The problem:
Return each line of the records holding the string "coordinate".

Source records:
##########

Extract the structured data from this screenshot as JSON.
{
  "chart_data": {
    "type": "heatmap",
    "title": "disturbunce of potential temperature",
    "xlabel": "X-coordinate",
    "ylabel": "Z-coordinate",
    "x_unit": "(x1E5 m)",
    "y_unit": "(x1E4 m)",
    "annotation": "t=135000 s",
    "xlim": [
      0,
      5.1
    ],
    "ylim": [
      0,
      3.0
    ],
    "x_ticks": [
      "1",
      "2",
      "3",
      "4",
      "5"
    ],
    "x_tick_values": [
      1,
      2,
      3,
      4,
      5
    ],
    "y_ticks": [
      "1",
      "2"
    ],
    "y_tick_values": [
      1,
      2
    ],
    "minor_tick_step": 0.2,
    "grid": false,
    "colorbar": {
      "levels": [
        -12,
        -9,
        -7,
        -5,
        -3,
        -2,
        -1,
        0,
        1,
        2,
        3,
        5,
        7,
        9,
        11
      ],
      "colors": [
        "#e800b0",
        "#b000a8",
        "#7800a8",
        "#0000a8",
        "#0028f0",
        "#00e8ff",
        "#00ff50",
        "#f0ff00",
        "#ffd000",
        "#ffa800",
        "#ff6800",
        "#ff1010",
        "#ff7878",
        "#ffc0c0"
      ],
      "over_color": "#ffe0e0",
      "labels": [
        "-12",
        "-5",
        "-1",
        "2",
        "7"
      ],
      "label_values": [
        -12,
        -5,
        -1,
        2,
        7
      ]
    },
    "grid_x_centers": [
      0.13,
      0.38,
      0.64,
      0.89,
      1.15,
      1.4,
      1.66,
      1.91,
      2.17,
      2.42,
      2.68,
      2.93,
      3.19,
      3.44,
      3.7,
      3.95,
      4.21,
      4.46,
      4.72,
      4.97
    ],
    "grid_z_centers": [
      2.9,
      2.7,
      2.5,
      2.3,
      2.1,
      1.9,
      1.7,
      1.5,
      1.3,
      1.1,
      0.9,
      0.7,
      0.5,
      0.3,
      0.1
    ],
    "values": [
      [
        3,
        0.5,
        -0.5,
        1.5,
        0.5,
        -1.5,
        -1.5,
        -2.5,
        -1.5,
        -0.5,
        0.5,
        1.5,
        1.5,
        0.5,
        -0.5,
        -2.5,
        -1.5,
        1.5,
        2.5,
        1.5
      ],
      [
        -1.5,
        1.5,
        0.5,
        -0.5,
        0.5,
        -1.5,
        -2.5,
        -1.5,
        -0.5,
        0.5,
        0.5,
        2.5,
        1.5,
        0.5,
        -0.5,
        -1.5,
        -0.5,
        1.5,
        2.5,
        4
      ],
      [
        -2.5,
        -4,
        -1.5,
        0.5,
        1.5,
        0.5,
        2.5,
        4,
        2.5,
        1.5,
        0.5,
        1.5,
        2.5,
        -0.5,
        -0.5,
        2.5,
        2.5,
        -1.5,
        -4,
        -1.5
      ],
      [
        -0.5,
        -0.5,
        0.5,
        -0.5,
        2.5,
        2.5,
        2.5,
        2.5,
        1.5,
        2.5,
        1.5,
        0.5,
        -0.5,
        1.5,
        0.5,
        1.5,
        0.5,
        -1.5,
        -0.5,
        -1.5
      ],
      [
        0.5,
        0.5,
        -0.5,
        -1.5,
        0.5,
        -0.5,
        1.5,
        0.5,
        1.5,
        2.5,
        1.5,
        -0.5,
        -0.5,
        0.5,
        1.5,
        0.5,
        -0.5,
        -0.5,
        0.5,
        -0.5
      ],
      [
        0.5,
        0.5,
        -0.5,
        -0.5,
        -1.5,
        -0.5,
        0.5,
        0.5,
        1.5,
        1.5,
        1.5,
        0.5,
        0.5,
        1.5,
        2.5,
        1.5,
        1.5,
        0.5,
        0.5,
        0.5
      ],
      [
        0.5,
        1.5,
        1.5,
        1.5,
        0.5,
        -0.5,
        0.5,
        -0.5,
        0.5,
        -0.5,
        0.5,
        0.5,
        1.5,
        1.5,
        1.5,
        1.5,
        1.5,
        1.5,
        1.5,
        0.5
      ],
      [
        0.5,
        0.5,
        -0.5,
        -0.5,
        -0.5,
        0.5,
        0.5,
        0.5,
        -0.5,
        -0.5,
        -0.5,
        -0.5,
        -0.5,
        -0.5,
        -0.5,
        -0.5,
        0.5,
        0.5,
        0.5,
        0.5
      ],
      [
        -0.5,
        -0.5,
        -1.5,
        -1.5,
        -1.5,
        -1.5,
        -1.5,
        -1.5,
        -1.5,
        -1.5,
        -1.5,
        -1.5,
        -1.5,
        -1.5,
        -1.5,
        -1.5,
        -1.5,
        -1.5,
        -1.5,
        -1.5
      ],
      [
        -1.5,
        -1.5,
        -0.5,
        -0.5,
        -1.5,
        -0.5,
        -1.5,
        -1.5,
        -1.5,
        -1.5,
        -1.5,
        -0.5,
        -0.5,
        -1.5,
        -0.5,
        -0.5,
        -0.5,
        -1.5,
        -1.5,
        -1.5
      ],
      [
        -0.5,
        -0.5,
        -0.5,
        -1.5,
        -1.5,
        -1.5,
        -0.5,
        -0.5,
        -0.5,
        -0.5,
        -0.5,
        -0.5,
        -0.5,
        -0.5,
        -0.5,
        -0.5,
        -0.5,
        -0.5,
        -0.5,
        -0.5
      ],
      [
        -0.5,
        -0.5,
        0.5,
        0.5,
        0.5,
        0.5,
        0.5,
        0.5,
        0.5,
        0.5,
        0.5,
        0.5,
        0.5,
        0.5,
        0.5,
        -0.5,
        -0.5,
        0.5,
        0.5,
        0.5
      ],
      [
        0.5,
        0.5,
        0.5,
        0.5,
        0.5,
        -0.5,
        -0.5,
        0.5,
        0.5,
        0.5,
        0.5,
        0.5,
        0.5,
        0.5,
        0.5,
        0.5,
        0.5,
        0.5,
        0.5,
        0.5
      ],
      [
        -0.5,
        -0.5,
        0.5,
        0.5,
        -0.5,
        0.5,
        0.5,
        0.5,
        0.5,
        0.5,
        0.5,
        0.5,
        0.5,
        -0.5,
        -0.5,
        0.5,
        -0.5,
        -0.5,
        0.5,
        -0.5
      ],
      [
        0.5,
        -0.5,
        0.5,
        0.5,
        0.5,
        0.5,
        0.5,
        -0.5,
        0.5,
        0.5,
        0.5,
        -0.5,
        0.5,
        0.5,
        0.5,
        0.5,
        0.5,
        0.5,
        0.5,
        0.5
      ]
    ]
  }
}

##########

Finished task:
    "xlabel": "X-coordinate",
    "ylabel": "Z-coordinate",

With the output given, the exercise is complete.